[Stated exercise]: Quote the records beneath, complete and exact. Leave out images.

== Data excerpts ==

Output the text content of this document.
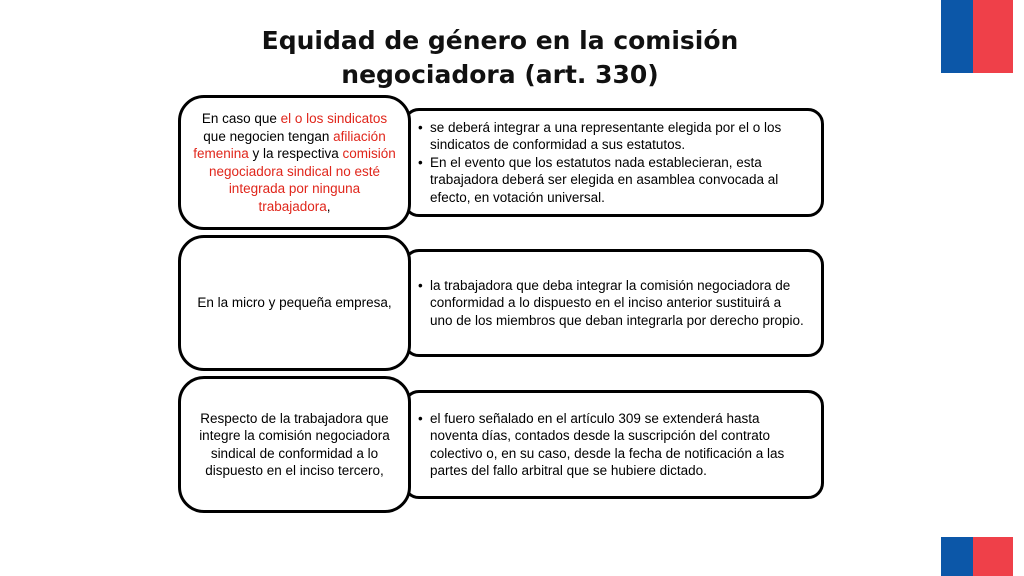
Equidad de género en la comisión negociadora (art. 330)
• se deberá integrar a una representante elegida por el o los sindicatos de conformidad a sus estatutos.
• En el evento que los estatutos nada establecieran, esta trabajadora deberá ser elegida en asamblea convocada al efecto, en votación universal.
En caso que el o los sindicatos que negocien tengan afiliación femenina y la respectiva comisión negociadora sindical no esté integrada por ninguna trabajadora,
• la trabajadora que deba integrar la comisión negociadora de conformidad a lo dispuesto en el inciso anterior sustituirá a uno de los miembros que deban integrarla por derecho propio.
En la micro y pequeña empresa,
• el fuero señalado en el artículo 309 se extenderá hasta noventa días, contados desde la suscripción del contrato colectivo o, en su caso, desde la fecha de notificación a las partes del fallo arbitral que se hubiere dictado.
Respecto de la trabajadora que integre la comisión negociadora sindical de conformidad a lo dispuesto en el inciso tercero,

===

[Reply to the exercise]:
Output the text content of this document.
Equidad de género en la comisión negociadora (art. 330)
• se deberá integrar a una representante elegida por el o los sindicatos de conformidad a sus estatutos.
• En el evento que los estatutos nada establecieran, esta trabajadora deberá ser elegida en asamblea convocada al efecto, en votación universal.
En caso que el o los sindicatos que negocien tengan afiliación femenina y la respectiva comisión negociadora sindical no esté integrada por ninguna trabajadora,
• la trabajadora que deba integrar la comisión negociadora de conformidad a lo dispuesto en el inciso anterior sustituirá a uno de los miembros que deban integrarla por derecho propio.
En la micro y pequeña empresa,
• el fuero señalado en el artículo 309 se extenderá hasta noventa días, contados desde la suscripción del contrato colectivo o, en su caso, desde la fecha de notificación a las partes del fallo arbitral que se hubiere dictado.
Respecto de la trabajadora que integre la comisión negociadora sindical de conformidad a lo dispuesto en el inciso tercero,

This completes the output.